EXERCISE BRIEF
Print out each record below, unaltered and complete, without its images.

** Start ROWS **

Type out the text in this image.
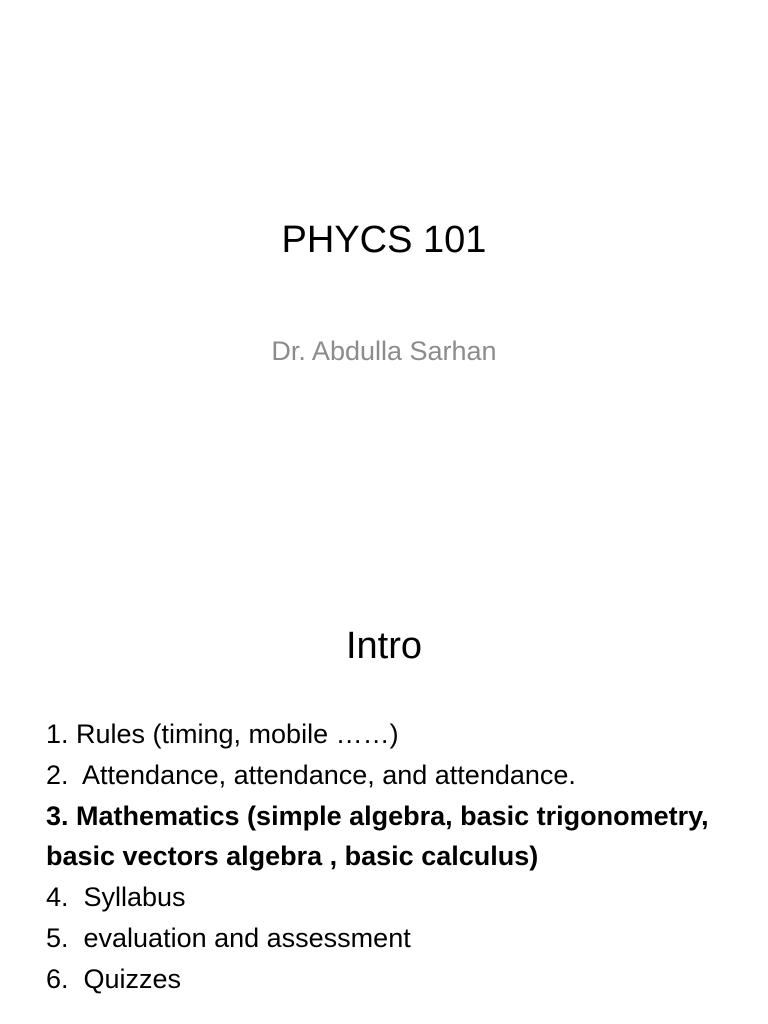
PHYCS 101

Dr. Abdulla Sarhan

Intro
1. Rules (timing, mobile ……)
2. Attendance, attendance, and attendance.
3. Mathematics (simple algebra, basic trigonometry, basic vectors algebra , basic calculus)
4. Syllabus
5. evaluation and assessment
6. Quizzes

** End ROWS **

WRITTEN ANSWER
Type out the text in this image.
PHYCS 101

Dr. Abdulla Sarhan

Intro
1. Rules (timing, mobile ……)
2. Attendance, attendance, and attendance.
3. Mathematics (simple algebra, basic trigonometry, basic vectors algebra , basic calculus)
4. Syllabus
5. evaluation and assessment
6. Quizzes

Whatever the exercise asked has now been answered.